[Start of Records provided]
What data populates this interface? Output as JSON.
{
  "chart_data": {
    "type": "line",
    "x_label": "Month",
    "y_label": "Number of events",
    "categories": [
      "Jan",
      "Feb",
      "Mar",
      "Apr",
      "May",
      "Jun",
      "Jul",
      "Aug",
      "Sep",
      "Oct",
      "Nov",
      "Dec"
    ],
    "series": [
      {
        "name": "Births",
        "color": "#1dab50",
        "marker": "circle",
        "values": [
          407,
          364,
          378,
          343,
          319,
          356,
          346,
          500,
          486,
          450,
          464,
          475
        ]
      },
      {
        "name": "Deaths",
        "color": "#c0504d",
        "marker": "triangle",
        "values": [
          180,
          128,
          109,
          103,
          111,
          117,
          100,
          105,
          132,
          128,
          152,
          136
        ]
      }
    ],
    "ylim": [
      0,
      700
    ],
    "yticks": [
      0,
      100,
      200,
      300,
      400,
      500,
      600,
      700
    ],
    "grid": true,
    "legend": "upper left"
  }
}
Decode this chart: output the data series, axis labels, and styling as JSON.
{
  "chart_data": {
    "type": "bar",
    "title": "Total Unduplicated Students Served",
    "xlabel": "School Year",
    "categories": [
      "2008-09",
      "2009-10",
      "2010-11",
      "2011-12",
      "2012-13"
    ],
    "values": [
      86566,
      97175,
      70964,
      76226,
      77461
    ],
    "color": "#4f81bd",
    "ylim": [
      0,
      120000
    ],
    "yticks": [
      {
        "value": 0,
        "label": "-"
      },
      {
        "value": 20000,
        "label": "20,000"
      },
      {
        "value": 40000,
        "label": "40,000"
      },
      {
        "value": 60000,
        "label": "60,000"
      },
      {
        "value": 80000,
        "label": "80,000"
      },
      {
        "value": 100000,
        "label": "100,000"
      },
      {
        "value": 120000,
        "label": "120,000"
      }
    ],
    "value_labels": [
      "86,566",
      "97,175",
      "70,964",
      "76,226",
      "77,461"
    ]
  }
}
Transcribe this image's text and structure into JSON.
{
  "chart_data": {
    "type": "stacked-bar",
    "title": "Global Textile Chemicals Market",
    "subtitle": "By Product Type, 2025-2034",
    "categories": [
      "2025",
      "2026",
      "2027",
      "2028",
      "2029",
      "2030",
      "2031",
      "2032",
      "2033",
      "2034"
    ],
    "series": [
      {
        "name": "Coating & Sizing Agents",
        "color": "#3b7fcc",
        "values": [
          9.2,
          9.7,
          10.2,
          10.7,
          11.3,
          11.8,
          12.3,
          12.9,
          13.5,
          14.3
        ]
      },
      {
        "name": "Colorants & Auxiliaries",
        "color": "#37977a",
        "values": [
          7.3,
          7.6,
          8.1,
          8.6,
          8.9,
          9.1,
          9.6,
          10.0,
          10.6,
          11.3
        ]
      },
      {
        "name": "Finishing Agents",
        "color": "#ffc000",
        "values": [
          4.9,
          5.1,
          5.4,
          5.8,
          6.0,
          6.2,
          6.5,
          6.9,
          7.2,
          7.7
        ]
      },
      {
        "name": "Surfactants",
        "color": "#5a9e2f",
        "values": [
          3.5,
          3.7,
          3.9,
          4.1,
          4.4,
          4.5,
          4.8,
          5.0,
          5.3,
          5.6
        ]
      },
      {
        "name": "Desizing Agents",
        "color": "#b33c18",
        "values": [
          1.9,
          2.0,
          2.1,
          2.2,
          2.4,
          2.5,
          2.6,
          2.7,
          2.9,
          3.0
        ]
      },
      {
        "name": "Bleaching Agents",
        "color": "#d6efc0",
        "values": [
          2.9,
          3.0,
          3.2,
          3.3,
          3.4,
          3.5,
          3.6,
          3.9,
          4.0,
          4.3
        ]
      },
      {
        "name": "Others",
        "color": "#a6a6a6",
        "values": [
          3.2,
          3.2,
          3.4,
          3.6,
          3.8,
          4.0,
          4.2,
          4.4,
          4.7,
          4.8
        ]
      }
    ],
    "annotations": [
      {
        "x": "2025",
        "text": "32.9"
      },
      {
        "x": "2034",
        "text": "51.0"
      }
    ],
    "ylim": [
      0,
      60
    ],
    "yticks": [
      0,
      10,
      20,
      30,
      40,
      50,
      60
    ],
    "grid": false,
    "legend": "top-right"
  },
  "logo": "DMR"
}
[End of Records provided]
**Challenge**
Say how many lines of the data hold the string "this". Reply with the number alone.

**Expected output**
3